▸ **Short problem**
A single number is the answer here: how many lines of the entries contain "more"?

▸ **Data shown**
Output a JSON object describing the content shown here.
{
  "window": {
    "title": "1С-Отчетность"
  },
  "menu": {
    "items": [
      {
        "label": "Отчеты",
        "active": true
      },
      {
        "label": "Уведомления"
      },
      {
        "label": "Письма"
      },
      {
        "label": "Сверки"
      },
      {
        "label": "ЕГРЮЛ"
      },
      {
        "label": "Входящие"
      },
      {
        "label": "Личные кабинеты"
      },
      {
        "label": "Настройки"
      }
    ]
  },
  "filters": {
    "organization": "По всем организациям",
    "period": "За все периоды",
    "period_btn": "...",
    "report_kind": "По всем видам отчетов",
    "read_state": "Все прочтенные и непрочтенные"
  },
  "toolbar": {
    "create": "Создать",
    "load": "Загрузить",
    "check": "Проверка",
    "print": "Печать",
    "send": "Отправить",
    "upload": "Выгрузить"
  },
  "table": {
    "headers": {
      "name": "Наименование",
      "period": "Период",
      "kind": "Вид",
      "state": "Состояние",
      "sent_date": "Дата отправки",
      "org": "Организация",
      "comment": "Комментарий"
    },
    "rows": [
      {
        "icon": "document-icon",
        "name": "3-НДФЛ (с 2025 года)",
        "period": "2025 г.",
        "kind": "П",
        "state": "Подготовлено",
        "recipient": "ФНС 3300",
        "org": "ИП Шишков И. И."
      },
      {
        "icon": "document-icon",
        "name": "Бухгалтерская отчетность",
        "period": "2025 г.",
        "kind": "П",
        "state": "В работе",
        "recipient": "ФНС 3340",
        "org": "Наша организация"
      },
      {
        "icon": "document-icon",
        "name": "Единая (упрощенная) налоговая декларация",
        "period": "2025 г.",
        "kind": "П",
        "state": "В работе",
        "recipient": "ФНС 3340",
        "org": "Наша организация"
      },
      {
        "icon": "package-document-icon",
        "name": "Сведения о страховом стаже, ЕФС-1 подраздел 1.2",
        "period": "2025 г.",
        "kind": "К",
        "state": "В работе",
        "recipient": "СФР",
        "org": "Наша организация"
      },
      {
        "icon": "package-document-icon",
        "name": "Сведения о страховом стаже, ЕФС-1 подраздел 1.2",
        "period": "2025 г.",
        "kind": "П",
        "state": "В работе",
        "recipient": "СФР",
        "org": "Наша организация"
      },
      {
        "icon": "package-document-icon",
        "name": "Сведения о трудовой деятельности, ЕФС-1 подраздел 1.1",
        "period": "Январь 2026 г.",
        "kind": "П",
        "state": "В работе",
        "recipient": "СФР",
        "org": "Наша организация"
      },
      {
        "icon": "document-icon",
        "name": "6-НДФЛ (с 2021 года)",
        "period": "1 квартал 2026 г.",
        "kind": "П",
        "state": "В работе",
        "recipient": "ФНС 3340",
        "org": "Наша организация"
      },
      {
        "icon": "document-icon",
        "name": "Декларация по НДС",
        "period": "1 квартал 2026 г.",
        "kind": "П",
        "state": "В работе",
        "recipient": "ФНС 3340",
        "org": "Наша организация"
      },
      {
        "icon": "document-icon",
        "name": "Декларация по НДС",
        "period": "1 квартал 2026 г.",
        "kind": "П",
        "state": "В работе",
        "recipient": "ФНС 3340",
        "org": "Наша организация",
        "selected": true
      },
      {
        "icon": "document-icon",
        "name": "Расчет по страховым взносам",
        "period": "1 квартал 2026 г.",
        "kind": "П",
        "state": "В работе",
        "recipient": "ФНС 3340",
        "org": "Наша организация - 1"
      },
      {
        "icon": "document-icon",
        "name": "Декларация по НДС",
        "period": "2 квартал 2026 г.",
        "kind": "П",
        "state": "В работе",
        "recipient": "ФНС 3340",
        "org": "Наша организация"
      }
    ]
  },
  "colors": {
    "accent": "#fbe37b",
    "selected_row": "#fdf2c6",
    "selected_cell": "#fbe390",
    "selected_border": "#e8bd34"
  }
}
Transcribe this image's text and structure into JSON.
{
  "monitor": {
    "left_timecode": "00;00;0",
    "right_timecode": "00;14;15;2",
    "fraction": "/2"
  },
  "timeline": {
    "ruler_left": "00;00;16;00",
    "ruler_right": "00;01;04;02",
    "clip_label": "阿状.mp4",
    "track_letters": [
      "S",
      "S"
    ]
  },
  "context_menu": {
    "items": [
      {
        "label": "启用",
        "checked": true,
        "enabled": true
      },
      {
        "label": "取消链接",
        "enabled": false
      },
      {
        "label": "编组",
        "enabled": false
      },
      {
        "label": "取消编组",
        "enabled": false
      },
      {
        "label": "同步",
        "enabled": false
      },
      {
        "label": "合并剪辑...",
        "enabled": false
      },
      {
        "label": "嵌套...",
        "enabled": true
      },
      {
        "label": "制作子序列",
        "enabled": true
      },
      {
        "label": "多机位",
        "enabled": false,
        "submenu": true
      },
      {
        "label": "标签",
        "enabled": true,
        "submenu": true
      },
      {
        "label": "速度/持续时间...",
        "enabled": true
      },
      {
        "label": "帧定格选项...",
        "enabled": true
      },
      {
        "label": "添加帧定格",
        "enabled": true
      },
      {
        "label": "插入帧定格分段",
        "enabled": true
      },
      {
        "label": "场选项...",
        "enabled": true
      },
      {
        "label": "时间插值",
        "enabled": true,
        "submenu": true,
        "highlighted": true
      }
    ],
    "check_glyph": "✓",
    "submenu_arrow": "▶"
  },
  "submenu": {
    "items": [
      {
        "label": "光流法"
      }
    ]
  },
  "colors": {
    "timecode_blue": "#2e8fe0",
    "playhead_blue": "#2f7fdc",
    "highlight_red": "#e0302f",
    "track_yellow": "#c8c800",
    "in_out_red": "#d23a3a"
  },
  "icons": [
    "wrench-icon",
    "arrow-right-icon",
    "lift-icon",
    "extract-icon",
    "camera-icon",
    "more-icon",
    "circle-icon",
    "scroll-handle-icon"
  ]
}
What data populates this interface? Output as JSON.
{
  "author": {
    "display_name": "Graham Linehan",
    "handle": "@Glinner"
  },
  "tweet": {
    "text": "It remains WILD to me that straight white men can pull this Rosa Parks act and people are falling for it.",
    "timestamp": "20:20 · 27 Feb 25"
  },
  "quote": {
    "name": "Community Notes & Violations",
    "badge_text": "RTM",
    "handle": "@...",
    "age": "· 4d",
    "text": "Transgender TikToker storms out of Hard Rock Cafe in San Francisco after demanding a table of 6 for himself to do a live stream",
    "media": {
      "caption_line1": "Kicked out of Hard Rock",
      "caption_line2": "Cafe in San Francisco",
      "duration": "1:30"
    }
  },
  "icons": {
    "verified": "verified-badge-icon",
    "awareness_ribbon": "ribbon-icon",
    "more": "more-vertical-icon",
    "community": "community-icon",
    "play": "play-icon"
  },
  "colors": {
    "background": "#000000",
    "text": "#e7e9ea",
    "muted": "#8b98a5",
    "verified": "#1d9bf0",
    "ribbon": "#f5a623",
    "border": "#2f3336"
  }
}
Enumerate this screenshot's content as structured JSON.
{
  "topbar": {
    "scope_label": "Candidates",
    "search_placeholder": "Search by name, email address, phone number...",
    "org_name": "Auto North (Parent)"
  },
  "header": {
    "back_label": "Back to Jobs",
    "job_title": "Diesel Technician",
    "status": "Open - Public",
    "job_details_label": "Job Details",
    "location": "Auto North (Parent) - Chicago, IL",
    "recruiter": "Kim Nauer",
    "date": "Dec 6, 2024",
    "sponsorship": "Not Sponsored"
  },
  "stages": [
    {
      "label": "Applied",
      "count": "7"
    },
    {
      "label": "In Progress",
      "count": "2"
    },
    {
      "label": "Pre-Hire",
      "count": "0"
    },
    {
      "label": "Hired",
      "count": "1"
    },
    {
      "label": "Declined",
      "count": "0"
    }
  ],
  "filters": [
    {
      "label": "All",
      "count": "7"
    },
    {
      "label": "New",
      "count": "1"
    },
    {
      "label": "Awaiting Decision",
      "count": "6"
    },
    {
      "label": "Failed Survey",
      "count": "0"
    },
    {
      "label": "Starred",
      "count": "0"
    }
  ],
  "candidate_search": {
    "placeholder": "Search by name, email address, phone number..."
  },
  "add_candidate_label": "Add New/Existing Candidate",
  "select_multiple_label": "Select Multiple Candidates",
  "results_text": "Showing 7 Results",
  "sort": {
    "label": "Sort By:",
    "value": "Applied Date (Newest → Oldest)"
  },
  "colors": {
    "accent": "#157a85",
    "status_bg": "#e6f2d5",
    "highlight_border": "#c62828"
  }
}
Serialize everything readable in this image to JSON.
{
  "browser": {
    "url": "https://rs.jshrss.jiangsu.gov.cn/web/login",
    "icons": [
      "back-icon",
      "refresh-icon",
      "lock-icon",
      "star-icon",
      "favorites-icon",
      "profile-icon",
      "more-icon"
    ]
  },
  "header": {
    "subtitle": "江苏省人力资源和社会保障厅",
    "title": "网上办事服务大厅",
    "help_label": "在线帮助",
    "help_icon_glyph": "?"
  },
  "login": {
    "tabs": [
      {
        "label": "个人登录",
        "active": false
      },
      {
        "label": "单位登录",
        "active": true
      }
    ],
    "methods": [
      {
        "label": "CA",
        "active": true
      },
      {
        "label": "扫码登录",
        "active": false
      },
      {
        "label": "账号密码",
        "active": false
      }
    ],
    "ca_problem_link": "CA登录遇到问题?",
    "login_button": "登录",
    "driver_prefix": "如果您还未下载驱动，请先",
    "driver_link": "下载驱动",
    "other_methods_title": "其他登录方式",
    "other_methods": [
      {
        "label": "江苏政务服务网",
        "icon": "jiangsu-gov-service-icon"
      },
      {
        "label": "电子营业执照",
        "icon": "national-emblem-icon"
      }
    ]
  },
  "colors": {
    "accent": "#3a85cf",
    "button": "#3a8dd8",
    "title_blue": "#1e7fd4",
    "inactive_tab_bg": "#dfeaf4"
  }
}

▸ **Answer in full**
3